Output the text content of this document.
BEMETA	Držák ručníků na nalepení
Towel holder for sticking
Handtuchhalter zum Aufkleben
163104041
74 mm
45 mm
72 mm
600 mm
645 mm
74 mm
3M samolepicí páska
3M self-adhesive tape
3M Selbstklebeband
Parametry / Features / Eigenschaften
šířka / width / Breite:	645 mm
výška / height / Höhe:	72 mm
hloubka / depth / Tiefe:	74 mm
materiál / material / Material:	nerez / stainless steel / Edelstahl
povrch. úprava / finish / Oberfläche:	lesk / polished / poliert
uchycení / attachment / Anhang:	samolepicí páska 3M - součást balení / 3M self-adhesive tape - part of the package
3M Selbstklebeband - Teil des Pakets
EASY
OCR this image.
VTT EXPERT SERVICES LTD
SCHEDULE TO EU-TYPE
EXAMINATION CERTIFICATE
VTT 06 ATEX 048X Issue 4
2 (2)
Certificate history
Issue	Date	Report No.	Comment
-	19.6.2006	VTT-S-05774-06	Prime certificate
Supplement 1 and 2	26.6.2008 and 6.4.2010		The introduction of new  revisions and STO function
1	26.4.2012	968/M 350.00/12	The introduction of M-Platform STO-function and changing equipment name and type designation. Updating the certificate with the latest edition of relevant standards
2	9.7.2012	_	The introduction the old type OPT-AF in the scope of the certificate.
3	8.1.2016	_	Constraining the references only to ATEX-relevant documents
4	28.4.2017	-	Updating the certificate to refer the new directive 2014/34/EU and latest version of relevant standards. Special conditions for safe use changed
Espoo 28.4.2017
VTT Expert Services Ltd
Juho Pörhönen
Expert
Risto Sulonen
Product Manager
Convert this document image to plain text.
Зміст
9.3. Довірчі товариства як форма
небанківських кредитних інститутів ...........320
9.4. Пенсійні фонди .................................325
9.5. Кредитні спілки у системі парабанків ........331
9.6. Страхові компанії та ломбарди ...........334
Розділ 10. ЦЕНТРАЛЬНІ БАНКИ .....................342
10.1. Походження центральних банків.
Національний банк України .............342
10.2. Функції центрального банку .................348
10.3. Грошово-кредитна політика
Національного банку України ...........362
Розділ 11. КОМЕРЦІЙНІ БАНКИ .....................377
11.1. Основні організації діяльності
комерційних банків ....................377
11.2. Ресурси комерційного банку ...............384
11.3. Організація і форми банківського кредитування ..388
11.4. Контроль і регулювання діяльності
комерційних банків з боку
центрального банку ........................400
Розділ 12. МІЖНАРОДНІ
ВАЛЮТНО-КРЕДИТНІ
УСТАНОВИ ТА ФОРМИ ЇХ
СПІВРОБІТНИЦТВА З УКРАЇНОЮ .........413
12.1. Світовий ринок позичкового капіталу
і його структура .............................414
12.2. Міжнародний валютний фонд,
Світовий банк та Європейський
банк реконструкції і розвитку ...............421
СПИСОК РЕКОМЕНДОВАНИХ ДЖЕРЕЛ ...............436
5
┄┄┄┄┄┄┄┄┄┄┄┄┄┄┄┄┄┄┄┄
* What the task asks:
Make a verbatim copy of every entry shown above.

* Result below:
Output the text content of this document.
BEMETA	Držák ručníků na nalepení
Towel holder for sticking
Handtuchhalter zum Aufkleben
163104041
74 mm
45 mm
72 mm
600 mm
645 mm
74 mm
3M samolepicí páska
3M self-adhesive tape
3M Selbstklebeband
Parametry / Features / Eigenschaften
šířka / width / Breite:	645 mm
výška / height / Höhe:	72 mm
hloubka / depth / Tiefe:	74 mm
materiál / material / Material:	nerez / stainless steel / Edelstahl
povrch. úprava / finish / Oberfläche:	lesk / polished / poliert
uchycení / attachment / Anhang:	samolepicí páska 3M - součást balení / 3M self-adhesive tape - part of the package
3M Selbstklebeband - Teil des Pakets
EASY
OCR this image.
VTT EXPERT SERVICES LTD
SCHEDULE TO EU-TYPE
EXAMINATION CERTIFICATE
VTT 06 ATEX 048X Issue 4
2 (2)
Certificate history
Issue	Date	Report No.	Comment
-	19.6.2006	VTT-S-05774-06	Prime certificate
Supplement 1 and 2	26.6.2008 and 6.4.2010		The introduction of new  revisions and STO function
1	26.4.2012	968/M 350.00/12	The introduction of M-Platform STO-function and changing equipment name and type designation. Updating the certificate with the latest edition of relevant standards
2	9.7.2012	_	The introduction the old type OPT-AF in the scope of the certificate.
3	8.1.2016	_	Constraining the references only to ATEX-relevant documents
4	28.4.2017	-	Updating the certificate to refer the new directive 2014/34/EU and latest version of relevant standards. Special conditions for safe use changed
Espoo 28.4.2017
VTT Expert Services Ltd
Juho Pörhönen
Expert
Risto Sulonen
Product Manager
Convert this document image to plain text.
Зміст
9.3. Довірчі товариства як форма
небанківських кредитних інститутів ...........320
9.4. Пенсійні фонди .................................325
9.5. Кредитні спілки у системі парабанків ........331
9.6. Страхові компанії та ломбарди ...........334
Розділ 10. ЦЕНТРАЛЬНІ БАНКИ .....................342
10.1. Походження центральних банків.
Національний банк України .............342
10.2. Функції центрального банку .................348
10.3. Грошово-кредитна політика
Національного банку України ...........362
Розділ 11. КОМЕРЦІЙНІ БАНКИ .....................377
11.1. Основні організації діяльності
комерційних банків ....................377
11.2. Ресурси комерційного банку ...............384
11.3. Організація і форми банківського кредитування ..388
11.4. Контроль і регулювання діяльності
комерційних банків з боку
центрального банку ........................400
Розділ 12. МІЖНАРОДНІ
ВАЛЮТНО-КРЕДИТНІ
УСТАНОВИ ТА ФОРМИ ЇХ
СПІВРОБІТНИЦТВА З УКРАЇНОЮ .........413
12.1. Світовий ринок позичкового капіталу
і його структура .............................414
12.2. Міжнародний валютний фонд,
Світовий банк та Європейський
банк реконструкції і розвитку ...............421
СПИСОК РЕКОМЕНДОВАНИХ ДЖЕРЕЛ ...............436
5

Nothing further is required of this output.